**WRITTEN TASK:** Out of the lines below, please list those that hold the string "Alexander".
Start ENTRIES SUPPLIED
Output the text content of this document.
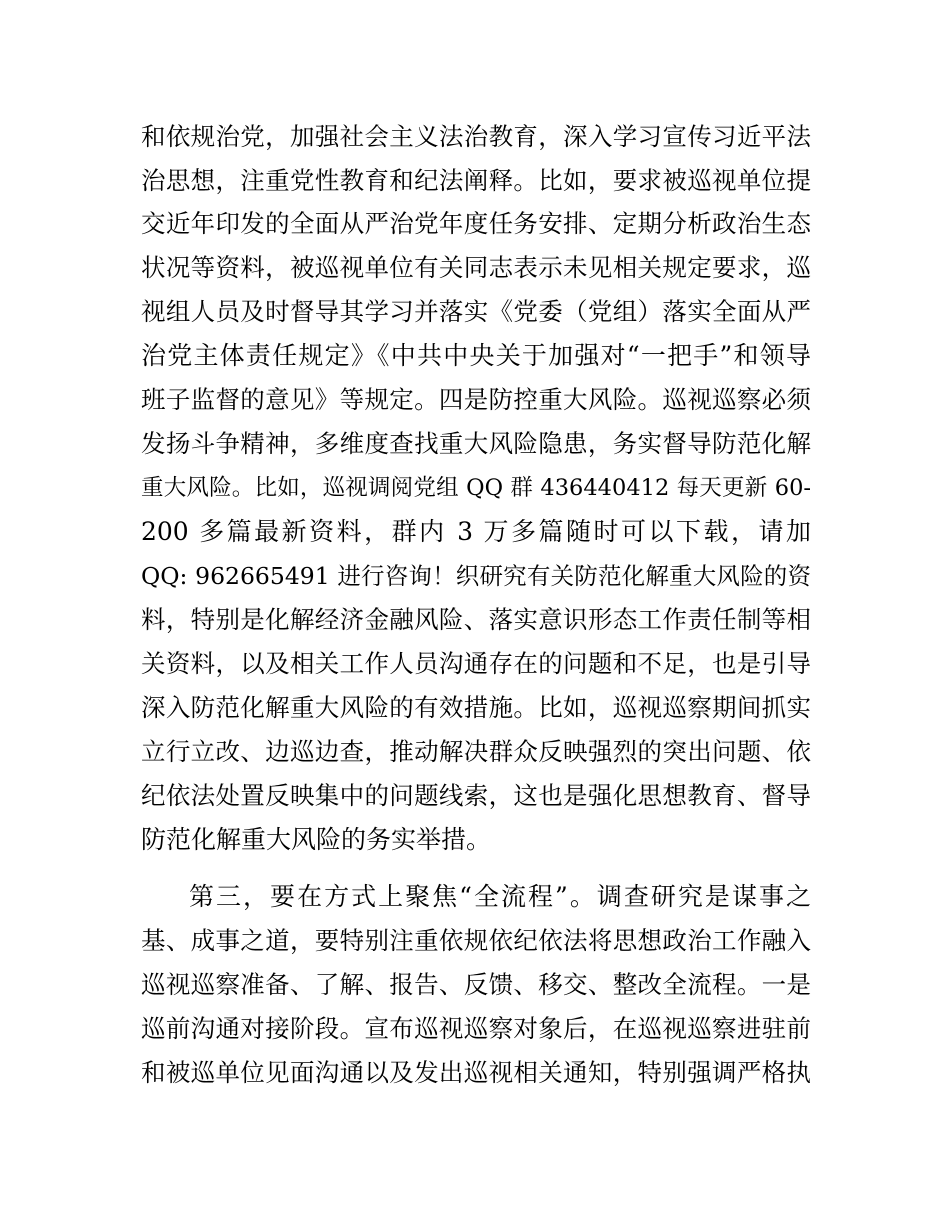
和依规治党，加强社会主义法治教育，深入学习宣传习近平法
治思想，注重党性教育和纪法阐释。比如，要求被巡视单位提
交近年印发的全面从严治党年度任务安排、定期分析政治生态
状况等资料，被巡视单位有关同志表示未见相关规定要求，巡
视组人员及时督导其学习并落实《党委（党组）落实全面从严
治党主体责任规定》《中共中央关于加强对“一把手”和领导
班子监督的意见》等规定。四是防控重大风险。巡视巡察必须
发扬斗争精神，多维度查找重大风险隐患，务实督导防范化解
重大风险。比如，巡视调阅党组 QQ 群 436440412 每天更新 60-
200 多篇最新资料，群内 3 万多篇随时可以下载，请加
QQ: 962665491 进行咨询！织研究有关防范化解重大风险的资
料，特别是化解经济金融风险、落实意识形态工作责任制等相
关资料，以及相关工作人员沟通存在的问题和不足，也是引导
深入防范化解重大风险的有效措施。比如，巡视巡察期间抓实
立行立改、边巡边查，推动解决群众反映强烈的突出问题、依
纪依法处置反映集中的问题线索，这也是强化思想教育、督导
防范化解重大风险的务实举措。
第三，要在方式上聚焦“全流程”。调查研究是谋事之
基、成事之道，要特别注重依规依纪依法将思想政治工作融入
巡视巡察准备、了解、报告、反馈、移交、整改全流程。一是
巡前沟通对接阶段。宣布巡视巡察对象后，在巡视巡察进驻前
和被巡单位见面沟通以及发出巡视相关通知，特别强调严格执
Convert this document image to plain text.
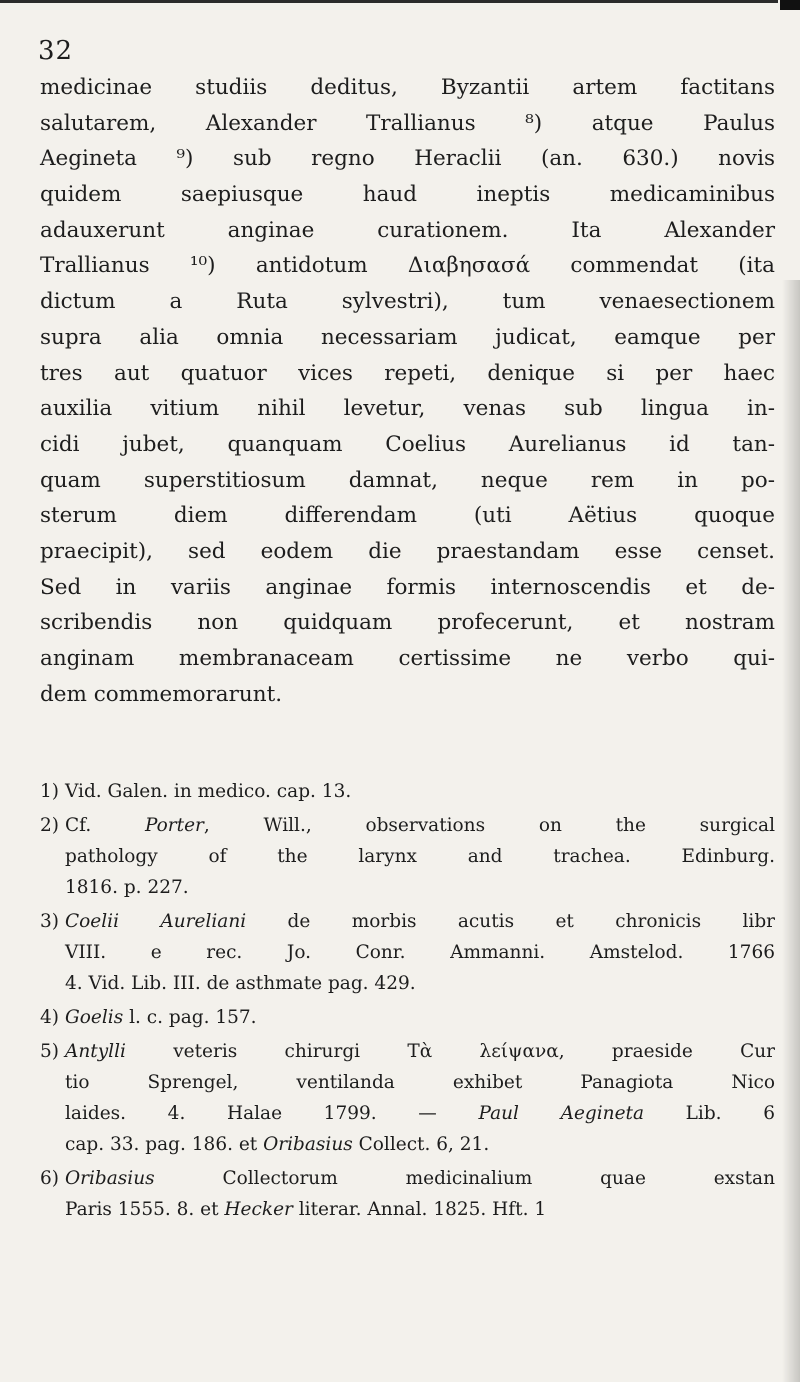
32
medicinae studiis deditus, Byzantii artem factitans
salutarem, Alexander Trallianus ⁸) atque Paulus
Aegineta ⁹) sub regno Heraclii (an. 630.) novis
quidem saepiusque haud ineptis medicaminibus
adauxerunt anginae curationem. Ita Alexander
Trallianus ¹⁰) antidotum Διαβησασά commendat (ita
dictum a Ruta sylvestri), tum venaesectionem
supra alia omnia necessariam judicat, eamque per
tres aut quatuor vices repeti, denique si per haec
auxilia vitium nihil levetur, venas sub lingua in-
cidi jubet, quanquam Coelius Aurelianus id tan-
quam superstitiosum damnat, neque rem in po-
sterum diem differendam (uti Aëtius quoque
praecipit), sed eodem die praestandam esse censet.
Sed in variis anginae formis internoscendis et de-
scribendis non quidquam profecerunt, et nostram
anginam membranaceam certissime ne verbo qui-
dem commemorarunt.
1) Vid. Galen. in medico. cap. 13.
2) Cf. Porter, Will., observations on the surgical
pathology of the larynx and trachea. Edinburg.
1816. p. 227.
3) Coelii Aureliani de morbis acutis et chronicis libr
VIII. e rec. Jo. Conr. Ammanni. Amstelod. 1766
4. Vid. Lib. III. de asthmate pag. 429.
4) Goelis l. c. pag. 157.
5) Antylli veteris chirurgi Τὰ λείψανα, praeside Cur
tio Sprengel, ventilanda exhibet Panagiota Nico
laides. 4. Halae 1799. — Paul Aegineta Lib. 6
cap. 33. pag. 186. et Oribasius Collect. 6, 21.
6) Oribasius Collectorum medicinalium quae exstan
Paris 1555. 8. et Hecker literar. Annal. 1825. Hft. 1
End ENTRIES SUPPLIED
**SOLUTION TO THE EXERCISE:**
salutarem, Alexander Trallianus ⁸) atque Paulus
adauxerunt anginae curationem. Ita Alexander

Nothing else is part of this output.